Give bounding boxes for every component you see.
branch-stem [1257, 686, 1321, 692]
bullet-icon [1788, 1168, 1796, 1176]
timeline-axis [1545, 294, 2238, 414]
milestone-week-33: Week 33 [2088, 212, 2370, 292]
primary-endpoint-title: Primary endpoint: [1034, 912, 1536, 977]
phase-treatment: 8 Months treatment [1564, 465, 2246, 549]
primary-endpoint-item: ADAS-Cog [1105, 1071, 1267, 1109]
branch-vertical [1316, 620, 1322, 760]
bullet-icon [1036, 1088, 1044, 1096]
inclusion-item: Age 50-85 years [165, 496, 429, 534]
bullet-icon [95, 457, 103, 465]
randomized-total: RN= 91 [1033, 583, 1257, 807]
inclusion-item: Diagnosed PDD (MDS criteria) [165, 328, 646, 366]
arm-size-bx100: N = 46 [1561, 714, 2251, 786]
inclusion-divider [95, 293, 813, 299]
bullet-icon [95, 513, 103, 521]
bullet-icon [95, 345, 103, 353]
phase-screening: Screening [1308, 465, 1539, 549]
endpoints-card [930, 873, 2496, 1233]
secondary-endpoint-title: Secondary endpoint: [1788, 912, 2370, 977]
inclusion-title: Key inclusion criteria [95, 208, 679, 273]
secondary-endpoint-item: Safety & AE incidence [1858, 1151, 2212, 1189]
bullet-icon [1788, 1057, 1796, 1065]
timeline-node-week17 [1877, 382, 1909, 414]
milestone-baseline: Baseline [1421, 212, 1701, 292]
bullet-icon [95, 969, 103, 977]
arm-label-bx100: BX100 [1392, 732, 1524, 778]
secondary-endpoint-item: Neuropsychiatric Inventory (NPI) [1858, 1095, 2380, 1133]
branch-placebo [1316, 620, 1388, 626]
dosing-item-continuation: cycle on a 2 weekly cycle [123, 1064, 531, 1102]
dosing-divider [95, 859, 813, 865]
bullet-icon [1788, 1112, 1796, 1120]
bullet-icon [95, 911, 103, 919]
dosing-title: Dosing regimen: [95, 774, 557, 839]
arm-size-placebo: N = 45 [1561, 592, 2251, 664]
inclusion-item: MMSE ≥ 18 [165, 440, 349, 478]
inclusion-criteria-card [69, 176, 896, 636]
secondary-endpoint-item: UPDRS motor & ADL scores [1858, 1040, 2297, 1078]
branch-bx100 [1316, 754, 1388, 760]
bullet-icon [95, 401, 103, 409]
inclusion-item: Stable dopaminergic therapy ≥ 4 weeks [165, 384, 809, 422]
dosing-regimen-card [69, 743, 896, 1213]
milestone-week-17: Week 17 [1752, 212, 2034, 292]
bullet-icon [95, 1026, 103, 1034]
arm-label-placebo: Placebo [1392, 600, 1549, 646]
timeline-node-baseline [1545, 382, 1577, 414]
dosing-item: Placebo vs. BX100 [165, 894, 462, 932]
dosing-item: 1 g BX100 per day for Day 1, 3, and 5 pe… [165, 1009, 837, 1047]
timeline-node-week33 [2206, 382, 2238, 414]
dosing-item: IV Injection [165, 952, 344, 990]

══════════════════════════════

• TASK BRIEF: Update the items above by putting "bullet-marker" wherever "bullet-icon" appears, and leave everything else the same.

• TASK SOLUTION:
Give bounding boxes for every component you see.
branch-stem [1257, 686, 1321, 692]
bullet-marker [1788, 1168, 1796, 1176]
timeline-axis [1545, 294, 2238, 414]
milestone-week-33: Week 33 [2088, 212, 2370, 292]
primary-endpoint-title: Primary endpoint: [1034, 912, 1536, 977]
phase-treatment: 8 Months treatment [1564, 465, 2246, 549]
primary-endpoint-item: ADAS-Cog [1105, 1071, 1267, 1109]
branch-vertical [1316, 620, 1322, 760]
bullet-marker [1036, 1088, 1044, 1096]
inclusion-item: Age 50-85 years [165, 496, 429, 534]
bullet-marker [95, 457, 103, 465]
randomized-total: RN= 91 [1033, 583, 1257, 807]
inclusion-item: Diagnosed PDD (MDS criteria) [165, 328, 646, 366]
arm-size-bx100: N = 46 [1561, 714, 2251, 786]
inclusion-divider [95, 293, 813, 299]
bullet-marker [95, 513, 103, 521]
bullet-marker [95, 345, 103, 353]
phase-screening: Screening [1308, 465, 1539, 549]
endpoints-card [930, 873, 2496, 1233]
secondary-endpoint-title: Secondary endpoint: [1788, 912, 2370, 977]
inclusion-title: Key inclusion criteria [95, 208, 679, 273]
secondary-endpoint-item: Safety & AE incidence [1858, 1151, 2212, 1189]
bullet-marker [1788, 1057, 1796, 1065]
timeline-node-week17 [1877, 382, 1909, 414]
milestone-baseline: Baseline [1421, 212, 1701, 292]
bullet-marker [95, 969, 103, 977]
arm-label-bx100: BX100 [1392, 732, 1524, 778]
secondary-endpoint-item: Neuropsychiatric Inventory (NPI) [1858, 1095, 2380, 1133]
branch-placebo [1316, 620, 1388, 626]
dosing-item-continuation: cycle on a 2 weekly cycle [123, 1064, 531, 1102]
dosing-divider [95, 859, 813, 865]
bullet-marker [1788, 1112, 1796, 1120]
bullet-marker [95, 911, 103, 919]
dosing-title: Dosing regimen: [95, 774, 557, 839]
arm-size-placebo: N = 45 [1561, 592, 2251, 664]
inclusion-item: MMSE ≥ 18 [165, 440, 349, 478]
inclusion-criteria-card [69, 176, 896, 636]
secondary-endpoint-item: UPDRS motor & ADL scores [1858, 1040, 2297, 1078]
branch-bx100 [1316, 754, 1388, 760]
bullet-marker [95, 401, 103, 409]
inclusion-item: Stable dopaminergic therapy ≥ 4 weeks [165, 384, 809, 422]
dosing-regimen-card [69, 743, 896, 1213]
milestone-week-17: Week 17 [1752, 212, 2034, 292]
bullet-marker [95, 1026, 103, 1034]
arm-label-placebo: Placebo [1392, 600, 1549, 646]
timeline-node-baseline [1545, 382, 1577, 414]
dosing-item: Placebo vs. BX100 [165, 894, 462, 932]
dosing-item: 1 g BX100 per day for Day 1, 3, and 5 pe… [165, 1009, 837, 1047]
timeline-node-week33 [2206, 382, 2238, 414]
dosing-item: IV Injection [165, 952, 344, 990]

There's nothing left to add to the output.